• _TRECHO DO TEXTO_:
Mulheres na Alemanha: Muita coisa mudou nas décadas passadas. Elas nunca tiveram melhor formação, nunca foram tão livres. Mas o caminho da emancipação é cheio de curvas.

22.09.2015

Quando Aysel Kluth recorda o nascimento do seu segundo filho, ela gosta de narrar um episódio que é típico para a empresária de Berlim: a caminho da sala de parto, ela manteve o celular na mão, conferiu seus e-mails e transmitiu suas últimas instruções. “Como gerente de negócios, eu me sinto responsável pelo meu trabalho e tenho de manter o controle de tudo”, afirma Aysel Kluth, uma mulher graciosa, com espessa cabeleira morena e um sorriso franco. “Tenho sempre meu celular em mãos – isto desagrada, às vezes, meus filhos e meu marido”.

A biografia de Aysel Kluth é uma história um tanto especial na Alemanha, mesmo depois de quase 30 anos da criação do Ministério Federal das Mulheres e 20 anos depois da Plataforma de Ação para a Emancipação, de Pequim: Aysel Kluth nasceu na Turquia, frequentou o colégio noturno na Alemanha. Há quase dez anos, ela fundou a agência de “Pünktchen”, de intermediação de empregados domésticos e babás em Berlim e, assim, faz parte das chamadas “mompreneurs” – as mulheres que são, ao mesmo tempo, “mom” (mãe) e “entrepreneur” (empresária). Ela tem 37 anos de idade, três filhos pequenos e trabalha em horário integral, cerca de 50 horas por semana.

Aysel Kluth é especial, pois reúne em 
si várias facetas que são relevantes no que se refere à emancipação: ela é jovem, mulher de carreira e empresária, mas também mãe de três filhos, com uma biografia de imigração. Com cada uma dessas facetas, ela reflete um aspecto da política e da rede alemãs, que se empenham para que homens e mulheres, indiferentemente de quais sejam suas origens e biografias, tenham chances iguais na 
vida privada e na profissão. Segundo dados atuais do Ministério Federal da Economia, no ano de 2012, mais de um terço das novas empresas foram fundadas 
por mulheres – elas foram apoiadas por iniciativas do governo federal alemão, como o programa de retorno à profissão “Perspektive Wiedereinstieg” ou pela rede “FRAUEN unternehmen”. O direito a uma vaga de creche às crianças de mais de 
12 meses e a garantia de preservação do emprego por até três anos, durante a licença maternidade, facilitam às mulheres o retorno à vida profissional. A cota de ocupação das mães aumentou num total de 7,4 pontos percentuais, somente entre os anos de 2000 e 2012.

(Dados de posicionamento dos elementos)
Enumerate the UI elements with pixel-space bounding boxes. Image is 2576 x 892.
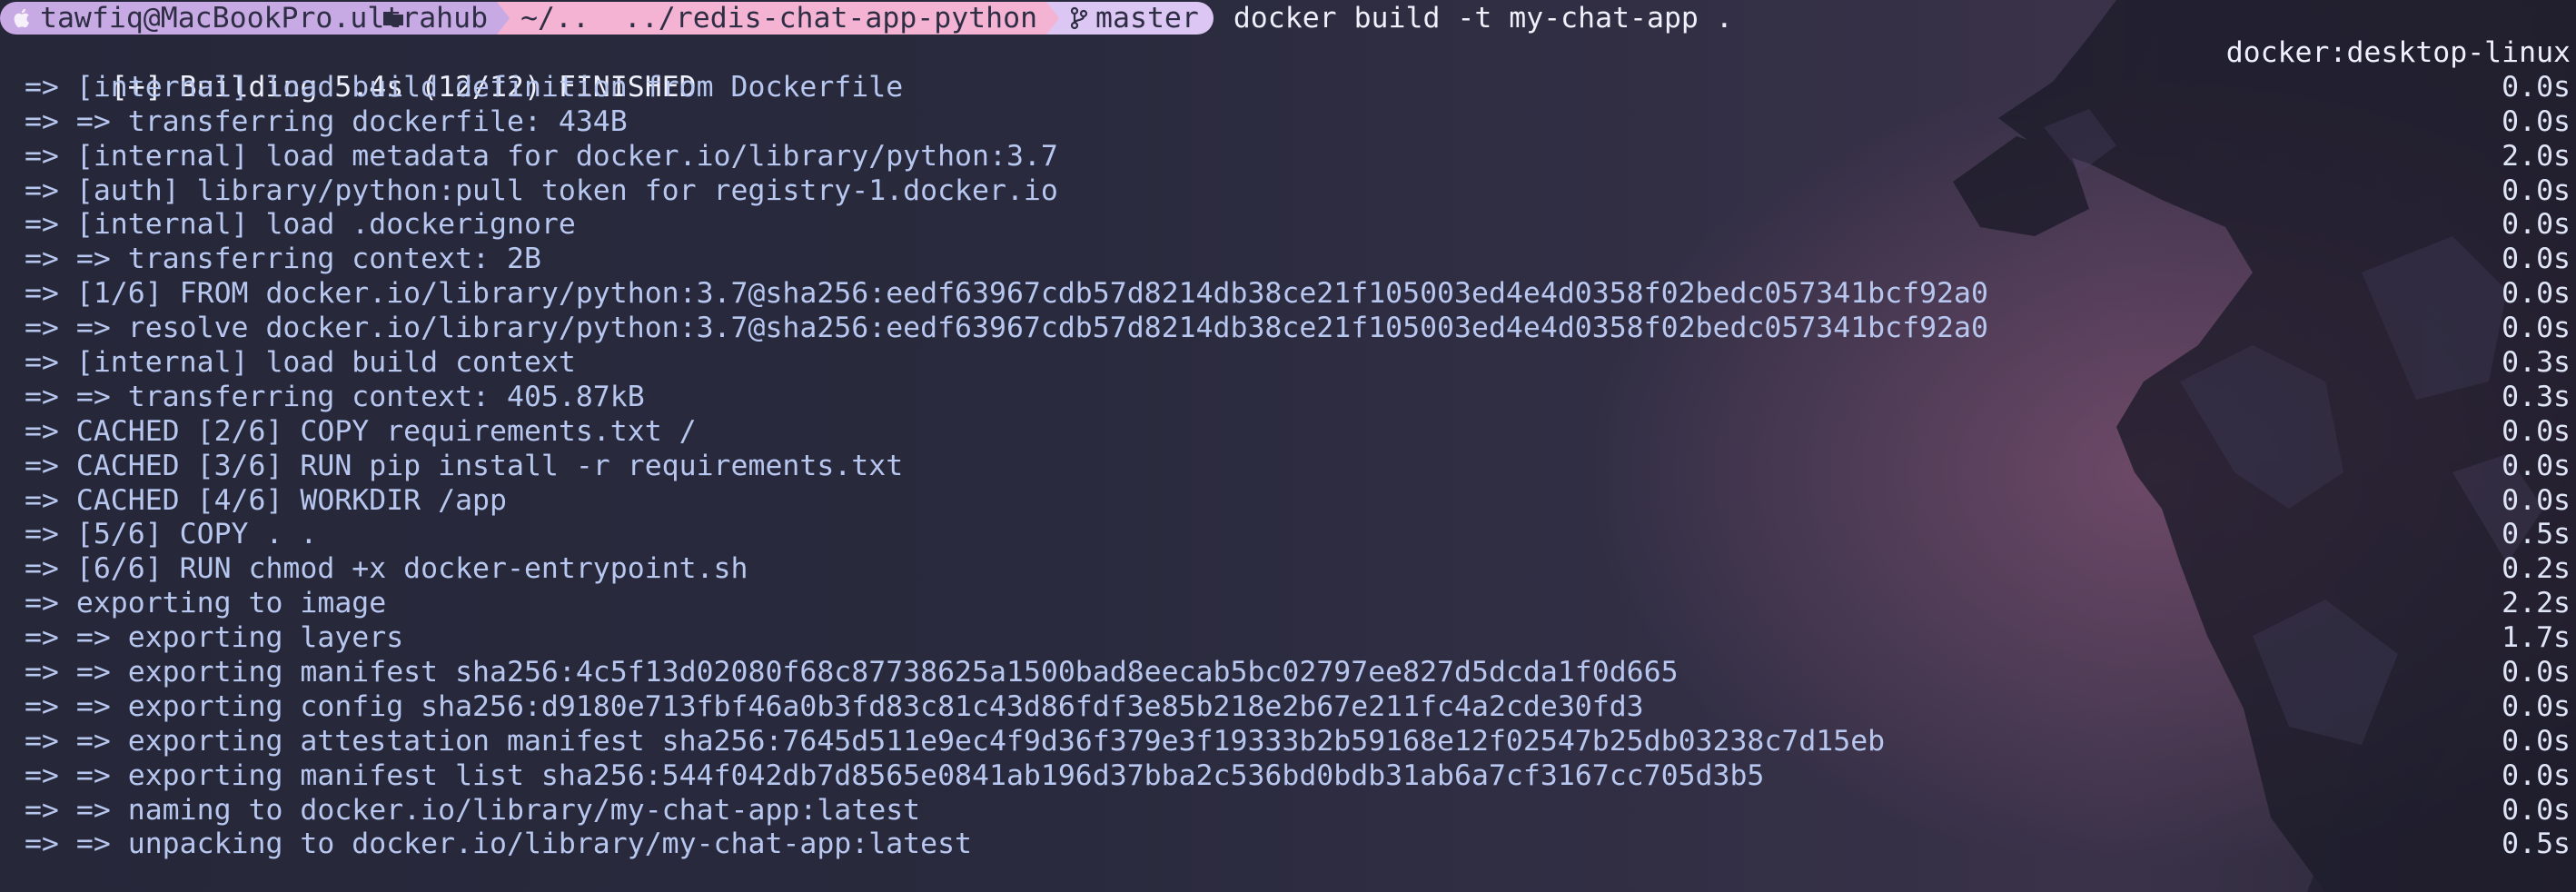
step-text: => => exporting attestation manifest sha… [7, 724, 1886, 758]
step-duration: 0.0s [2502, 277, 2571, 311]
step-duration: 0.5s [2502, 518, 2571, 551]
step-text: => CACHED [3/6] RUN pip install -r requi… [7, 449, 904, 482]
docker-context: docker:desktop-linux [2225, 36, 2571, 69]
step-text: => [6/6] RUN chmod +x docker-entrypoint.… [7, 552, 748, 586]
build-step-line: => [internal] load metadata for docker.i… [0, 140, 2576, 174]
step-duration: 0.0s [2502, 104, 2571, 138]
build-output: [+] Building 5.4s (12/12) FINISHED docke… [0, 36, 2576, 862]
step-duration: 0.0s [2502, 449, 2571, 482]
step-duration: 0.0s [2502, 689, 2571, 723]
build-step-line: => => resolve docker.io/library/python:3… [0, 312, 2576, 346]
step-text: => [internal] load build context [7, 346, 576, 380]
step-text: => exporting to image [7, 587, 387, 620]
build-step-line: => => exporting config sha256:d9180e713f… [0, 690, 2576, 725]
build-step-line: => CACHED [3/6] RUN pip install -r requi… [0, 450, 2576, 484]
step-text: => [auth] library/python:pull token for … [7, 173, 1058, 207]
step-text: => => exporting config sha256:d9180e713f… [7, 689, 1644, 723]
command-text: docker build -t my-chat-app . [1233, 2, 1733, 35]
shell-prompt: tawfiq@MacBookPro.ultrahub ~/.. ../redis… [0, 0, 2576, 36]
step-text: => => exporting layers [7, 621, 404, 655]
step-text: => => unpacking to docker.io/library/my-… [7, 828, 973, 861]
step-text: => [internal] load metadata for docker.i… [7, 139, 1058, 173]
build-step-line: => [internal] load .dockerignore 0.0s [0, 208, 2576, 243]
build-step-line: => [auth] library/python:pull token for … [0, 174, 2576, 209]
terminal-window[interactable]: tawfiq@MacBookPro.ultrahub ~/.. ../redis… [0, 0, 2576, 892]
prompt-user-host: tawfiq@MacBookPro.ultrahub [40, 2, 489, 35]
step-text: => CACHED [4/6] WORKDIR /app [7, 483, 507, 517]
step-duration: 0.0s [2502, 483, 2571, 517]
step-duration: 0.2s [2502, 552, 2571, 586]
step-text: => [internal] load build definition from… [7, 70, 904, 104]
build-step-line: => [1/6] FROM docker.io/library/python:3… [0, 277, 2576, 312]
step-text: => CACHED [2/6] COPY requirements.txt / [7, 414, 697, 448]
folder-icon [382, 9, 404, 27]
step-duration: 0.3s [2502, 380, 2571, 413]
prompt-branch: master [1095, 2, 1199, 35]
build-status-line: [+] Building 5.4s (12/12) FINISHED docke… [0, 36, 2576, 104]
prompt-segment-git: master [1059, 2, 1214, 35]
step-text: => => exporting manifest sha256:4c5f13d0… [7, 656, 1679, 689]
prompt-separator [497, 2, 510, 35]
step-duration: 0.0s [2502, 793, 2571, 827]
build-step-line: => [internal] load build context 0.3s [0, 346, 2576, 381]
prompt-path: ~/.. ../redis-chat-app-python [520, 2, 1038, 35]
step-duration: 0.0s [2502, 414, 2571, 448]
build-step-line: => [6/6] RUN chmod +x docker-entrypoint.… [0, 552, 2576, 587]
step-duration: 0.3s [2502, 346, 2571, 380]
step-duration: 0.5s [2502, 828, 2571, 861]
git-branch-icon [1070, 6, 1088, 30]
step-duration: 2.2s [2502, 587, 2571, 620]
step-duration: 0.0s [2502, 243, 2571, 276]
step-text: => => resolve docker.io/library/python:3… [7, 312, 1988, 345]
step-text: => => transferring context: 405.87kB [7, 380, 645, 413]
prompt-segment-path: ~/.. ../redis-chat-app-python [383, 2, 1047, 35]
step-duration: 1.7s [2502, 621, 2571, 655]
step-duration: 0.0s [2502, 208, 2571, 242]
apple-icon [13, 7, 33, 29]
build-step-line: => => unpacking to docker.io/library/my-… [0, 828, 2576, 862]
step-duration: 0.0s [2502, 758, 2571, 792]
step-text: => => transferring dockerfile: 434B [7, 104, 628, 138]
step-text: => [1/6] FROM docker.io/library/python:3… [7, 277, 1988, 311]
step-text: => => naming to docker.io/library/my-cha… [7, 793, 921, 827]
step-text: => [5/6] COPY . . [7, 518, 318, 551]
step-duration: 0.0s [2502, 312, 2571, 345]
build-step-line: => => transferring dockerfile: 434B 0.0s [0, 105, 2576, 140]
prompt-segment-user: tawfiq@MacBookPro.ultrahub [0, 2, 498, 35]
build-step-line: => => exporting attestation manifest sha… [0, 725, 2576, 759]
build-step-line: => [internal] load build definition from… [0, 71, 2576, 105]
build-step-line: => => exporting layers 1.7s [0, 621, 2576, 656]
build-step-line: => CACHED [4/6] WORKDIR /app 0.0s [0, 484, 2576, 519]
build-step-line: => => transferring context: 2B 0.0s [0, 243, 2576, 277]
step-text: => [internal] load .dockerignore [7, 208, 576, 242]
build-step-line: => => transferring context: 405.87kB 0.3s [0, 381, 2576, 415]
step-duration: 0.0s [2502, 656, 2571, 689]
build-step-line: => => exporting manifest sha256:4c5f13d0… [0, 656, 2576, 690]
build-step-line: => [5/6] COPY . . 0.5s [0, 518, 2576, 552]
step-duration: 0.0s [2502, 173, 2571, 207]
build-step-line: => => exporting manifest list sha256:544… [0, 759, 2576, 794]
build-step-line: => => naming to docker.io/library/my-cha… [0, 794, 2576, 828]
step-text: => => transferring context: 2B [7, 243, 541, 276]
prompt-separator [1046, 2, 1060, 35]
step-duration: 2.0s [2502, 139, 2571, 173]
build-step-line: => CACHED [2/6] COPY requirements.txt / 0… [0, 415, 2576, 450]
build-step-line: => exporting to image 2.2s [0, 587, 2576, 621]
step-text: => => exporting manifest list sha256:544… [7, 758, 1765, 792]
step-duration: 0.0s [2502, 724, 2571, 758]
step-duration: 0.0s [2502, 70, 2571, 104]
---
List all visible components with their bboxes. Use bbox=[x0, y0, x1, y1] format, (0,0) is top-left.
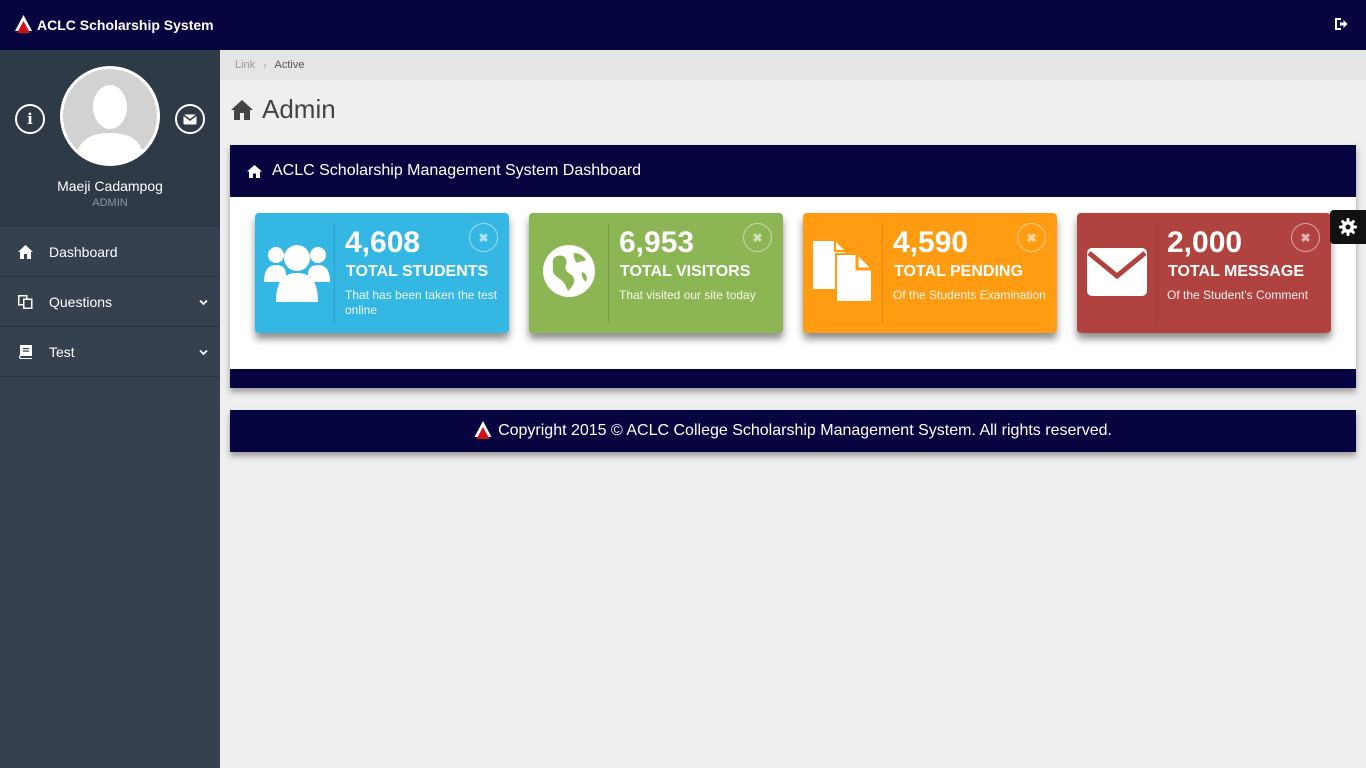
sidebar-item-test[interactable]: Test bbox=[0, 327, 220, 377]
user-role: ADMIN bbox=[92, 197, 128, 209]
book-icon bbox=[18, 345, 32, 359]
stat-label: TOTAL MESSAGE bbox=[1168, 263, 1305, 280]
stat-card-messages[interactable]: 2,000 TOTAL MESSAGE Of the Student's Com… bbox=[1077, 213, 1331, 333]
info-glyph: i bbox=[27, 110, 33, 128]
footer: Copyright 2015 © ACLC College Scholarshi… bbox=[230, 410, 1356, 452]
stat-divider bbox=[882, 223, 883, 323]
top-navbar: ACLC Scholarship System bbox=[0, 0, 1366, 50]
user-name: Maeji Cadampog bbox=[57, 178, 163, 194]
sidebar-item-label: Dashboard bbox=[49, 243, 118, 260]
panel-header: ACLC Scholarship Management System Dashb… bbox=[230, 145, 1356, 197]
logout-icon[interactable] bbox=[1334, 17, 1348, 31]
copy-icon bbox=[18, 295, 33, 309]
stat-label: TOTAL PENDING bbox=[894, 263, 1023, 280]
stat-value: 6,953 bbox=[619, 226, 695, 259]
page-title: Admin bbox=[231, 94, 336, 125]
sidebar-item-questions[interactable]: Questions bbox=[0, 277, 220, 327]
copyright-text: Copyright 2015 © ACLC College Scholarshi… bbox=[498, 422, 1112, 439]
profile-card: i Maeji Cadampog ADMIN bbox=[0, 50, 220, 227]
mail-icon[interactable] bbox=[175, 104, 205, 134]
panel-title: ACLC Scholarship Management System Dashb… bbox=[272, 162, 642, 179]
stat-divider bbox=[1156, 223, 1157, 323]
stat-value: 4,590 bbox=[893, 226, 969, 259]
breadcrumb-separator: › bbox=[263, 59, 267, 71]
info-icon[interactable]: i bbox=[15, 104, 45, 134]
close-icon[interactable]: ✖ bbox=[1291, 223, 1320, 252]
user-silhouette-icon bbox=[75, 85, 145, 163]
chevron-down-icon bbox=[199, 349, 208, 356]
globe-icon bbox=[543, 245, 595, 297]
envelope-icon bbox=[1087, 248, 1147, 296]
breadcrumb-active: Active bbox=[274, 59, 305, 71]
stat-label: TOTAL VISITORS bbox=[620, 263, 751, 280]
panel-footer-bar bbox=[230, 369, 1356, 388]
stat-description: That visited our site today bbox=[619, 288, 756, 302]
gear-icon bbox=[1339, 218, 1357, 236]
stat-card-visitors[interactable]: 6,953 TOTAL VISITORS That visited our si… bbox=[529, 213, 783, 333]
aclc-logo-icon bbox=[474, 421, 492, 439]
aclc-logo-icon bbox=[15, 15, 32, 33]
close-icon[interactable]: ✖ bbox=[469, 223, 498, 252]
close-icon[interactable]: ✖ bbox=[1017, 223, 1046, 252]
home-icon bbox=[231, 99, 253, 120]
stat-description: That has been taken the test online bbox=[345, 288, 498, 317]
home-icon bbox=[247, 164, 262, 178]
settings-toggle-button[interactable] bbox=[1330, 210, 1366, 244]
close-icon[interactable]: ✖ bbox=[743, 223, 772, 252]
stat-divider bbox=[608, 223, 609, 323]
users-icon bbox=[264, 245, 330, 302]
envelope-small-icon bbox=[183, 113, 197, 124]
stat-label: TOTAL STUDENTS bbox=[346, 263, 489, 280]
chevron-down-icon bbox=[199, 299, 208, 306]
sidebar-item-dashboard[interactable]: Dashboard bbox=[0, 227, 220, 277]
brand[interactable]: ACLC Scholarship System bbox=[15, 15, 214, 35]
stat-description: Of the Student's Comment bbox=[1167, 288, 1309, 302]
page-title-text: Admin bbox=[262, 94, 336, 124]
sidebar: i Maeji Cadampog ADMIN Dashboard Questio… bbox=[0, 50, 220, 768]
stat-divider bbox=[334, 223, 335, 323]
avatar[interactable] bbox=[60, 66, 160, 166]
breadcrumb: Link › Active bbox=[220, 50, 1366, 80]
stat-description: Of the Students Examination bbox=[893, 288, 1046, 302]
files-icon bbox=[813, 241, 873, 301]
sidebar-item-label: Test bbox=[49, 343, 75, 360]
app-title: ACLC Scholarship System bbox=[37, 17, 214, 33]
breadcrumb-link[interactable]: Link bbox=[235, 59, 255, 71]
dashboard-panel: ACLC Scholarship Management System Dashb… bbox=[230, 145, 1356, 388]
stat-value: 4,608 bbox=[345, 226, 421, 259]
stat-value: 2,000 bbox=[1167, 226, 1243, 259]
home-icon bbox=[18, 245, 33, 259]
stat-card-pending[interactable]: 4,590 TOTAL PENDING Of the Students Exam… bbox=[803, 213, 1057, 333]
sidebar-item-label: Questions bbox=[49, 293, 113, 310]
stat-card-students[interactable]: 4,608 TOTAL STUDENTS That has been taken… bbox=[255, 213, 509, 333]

• _PARTES DO EXERCÍCIO_:
**a.** Segundo o texto sobre mulheres na Alemanha, em quantos pontos percentuais aumentou a cota de ocupação das mães entre 2000 e 2012?
**b.** Prolongue o texto sobre mulheres na Alemanha a partir da última frase apresentada.
Os registros não têm nenhuma função aqui.

• _RESPOSTAS POR TAREFA_:
**a.** 7,4 pontos percentuais.

**b.**
A guarda das crianças na Alemanha continua sendo uma tarefa principalmente das mulheres – no ano de 2013, por exemplo, apenas cerca de um terço dos homens tiraram licença paternidade e desses, apenas um quinto por tempo maior que dois meses. Contudo, está ocorrendo um processo de mudança nas cabeças: numa enquete do Instituto Allensbach, mais de dois terços dos pais afirmaram considerar positivo quando ambos trabalham. O modelo de “um salário por família”, corriqueiro sobretudo na Alemanha Ocidental durante muito tempo, só 
é apoiado agora por um quinto das famílias, segundo o recenseamento. A medida denominada ElterngeldPlus, introduzida em 2015, apoia os casais, quando ambos os parceiros desejam retornar ao trabalho apenas em meio expediente, após o nascimento de um filho.

Retrospectiva: Estamos em setembro de 1995, na 4ª Conferência Mundial das Mulheres da ONU, em Pequim. 6000 delegadas de 189 países são convidadas. Pos­teriormente, feministas da Alemanha descreveram a conferência como “cesura política”. As delegadas aprovam uma plataforma de ação, na qual estão contidos o conceito da autodeterminação sexual da mulher, soluções para combater a violência contra as mulheres e a proteção dos seus direitos. Na mesma época, a “política feminina” do governo federal alemão é transformada numa “política de equiparação de direitos”.

Jutta Allmendinger é professora e presidente do Centro Científico de Pesquisa Social em Berlim. Ela pesquisa a desigualdade dos sexos no mundo do trabalho, em especial as questões da organização do trabalho, e é uma voz importante na discussão de gênero e de cotas. “Hoje, a maioria das mulheres na Alemanha 
administra a sua própria vida”, afirma ela. “Elas aparecem publicamente e têm influência na política, na mídia, no gerenciamento médio”. Na sua opinião, porém, ainda há muito para fazer, até que os dois sexos vivam e trabalhem com igualdade de direitos: “As remunerações e as jornadas de trabalho são muito diferentes. São raras as mulheres em posições de liderança. Combinar profissão e família continua sendo uma questão das mulheres”.

Pouco antes da Conferência Mundial das Mulheres em 1995, quando o Ministério Federal da Juventude, Família e Saúde, chefiado pela política da CDU Rita Süssmuth, foi ampliado com o setor “Mulheres”, Jutta Allmendinger tinha 31 anos de idade e concluía seu doutorado na Universidade de Harvard nos EUA. “Eu tive que me decidir: ficar ou ir embora”, recorda ela. Nos EUA, muitas coisas eram mais naturais. “Muitas professoras levavam seus filhos pequenos para a universidade, as crianças também eram cuidadas muito cedo fora de casa”. Uma ministra das mulheres lhe pareceu uma promessa. “Finalmente!”, comentou com os seus amigos. Com isto, o caminho de volta tornou-­se mais fácil para ela.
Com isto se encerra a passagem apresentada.